Exactly repeat all the records below, omitting the images they hold.

━━━ Supplied data ━━━

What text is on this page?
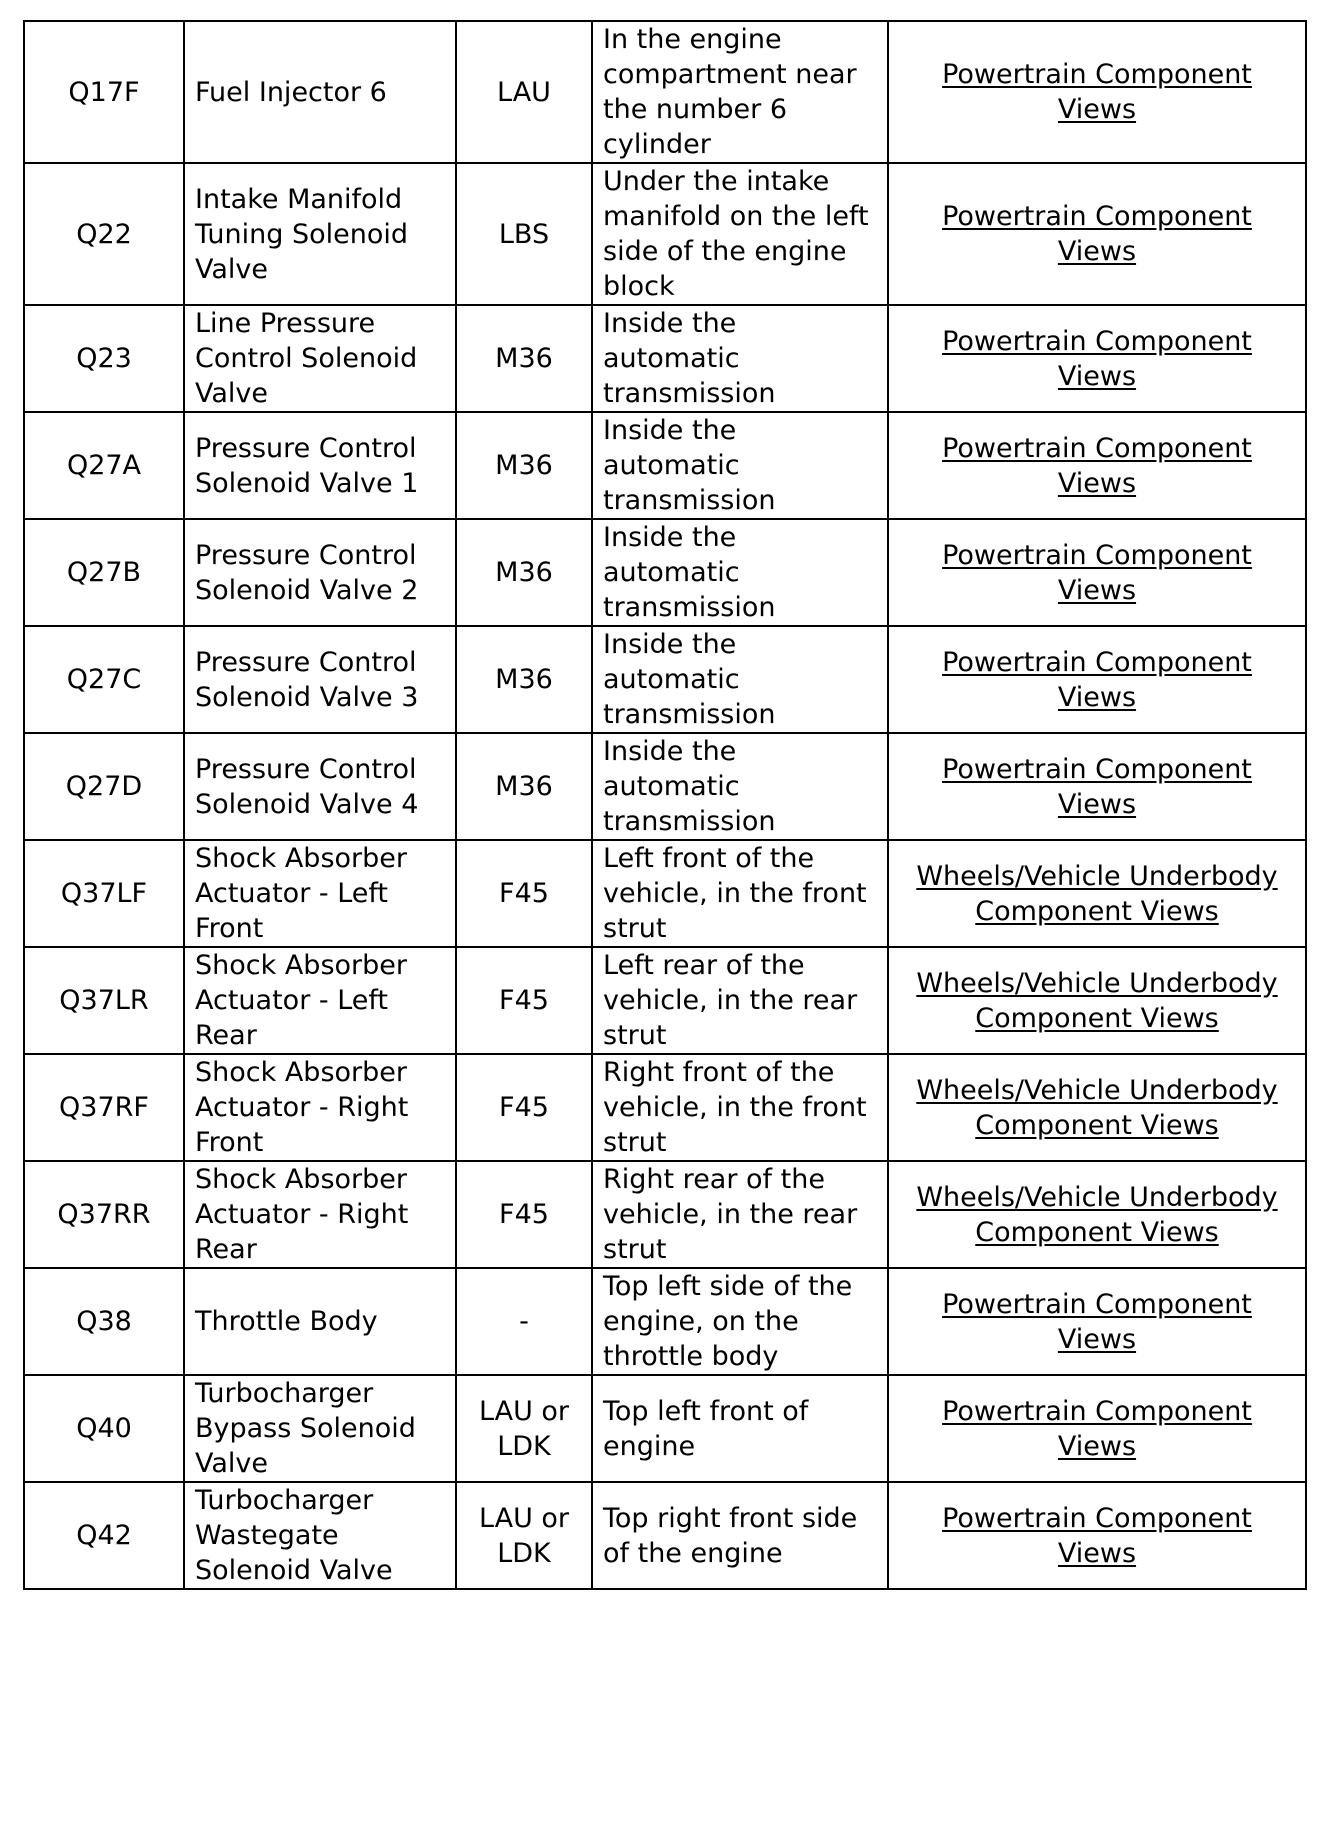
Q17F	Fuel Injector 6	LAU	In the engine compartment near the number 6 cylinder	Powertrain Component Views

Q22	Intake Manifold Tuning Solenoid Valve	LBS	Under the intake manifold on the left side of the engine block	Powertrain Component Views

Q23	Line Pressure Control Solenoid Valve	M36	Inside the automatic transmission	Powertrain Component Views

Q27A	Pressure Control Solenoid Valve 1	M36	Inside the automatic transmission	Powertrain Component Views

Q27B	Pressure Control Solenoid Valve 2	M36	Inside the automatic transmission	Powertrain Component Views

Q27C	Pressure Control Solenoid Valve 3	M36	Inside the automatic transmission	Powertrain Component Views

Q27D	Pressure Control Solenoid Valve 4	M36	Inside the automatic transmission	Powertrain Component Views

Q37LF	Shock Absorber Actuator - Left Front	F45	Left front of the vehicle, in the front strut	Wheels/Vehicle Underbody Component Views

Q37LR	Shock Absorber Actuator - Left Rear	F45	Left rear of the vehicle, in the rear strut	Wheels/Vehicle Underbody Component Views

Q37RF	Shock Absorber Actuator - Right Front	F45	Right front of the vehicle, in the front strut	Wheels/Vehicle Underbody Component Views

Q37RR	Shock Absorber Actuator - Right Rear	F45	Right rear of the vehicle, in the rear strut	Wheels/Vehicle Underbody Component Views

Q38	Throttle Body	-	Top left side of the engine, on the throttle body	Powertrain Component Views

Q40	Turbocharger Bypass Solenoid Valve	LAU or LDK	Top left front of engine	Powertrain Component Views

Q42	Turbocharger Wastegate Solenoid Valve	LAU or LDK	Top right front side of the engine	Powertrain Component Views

━━━

— Problem solution —
What text is on this page?
Q17F	Fuel Injector 6	LAU	In the engine compartment near the number 6 cylinder	Powertrain Component Views

Q22	Intake Manifold Tuning Solenoid Valve	LBS	Under the intake manifold on the left side of the engine block	Powertrain Component Views

Q23	Line Pressure Control Solenoid Valve	M36	Inside the automatic transmission	Powertrain Component Views

Q27A	Pressure Control Solenoid Valve 1	M36	Inside the automatic transmission	Powertrain Component Views

Q27B	Pressure Control Solenoid Valve 2	M36	Inside the automatic transmission	Powertrain Component Views

Q27C	Pressure Control Solenoid Valve 3	M36	Inside the automatic transmission	Powertrain Component Views

Q27D	Pressure Control Solenoid Valve 4	M36	Inside the automatic transmission	Powertrain Component Views

Q37LF	Shock Absorber Actuator - Left Front	F45	Left front of the vehicle, in the front strut	Wheels/Vehicle Underbody Component Views

Q37LR	Shock Absorber Actuator - Left Rear	F45	Left rear of the vehicle, in the rear strut	Wheels/Vehicle Underbody Component Views

Q37RF	Shock Absorber Actuator - Right Front	F45	Right front of the vehicle, in the front strut	Wheels/Vehicle Underbody Component Views

Q37RR	Shock Absorber Actuator - Right Rear	F45	Right rear of the vehicle, in the rear strut	Wheels/Vehicle Underbody Component Views

Q38	Throttle Body	-	Top left side of the engine, on the throttle body	Powertrain Component Views

Q40	Turbocharger Bypass Solenoid Valve	LAU or LDK	Top left front of engine	Powertrain Component Views

Q42	Turbocharger Wastegate Solenoid Valve	LAU or LDK	Top right front side of the engine	Powertrain Component Views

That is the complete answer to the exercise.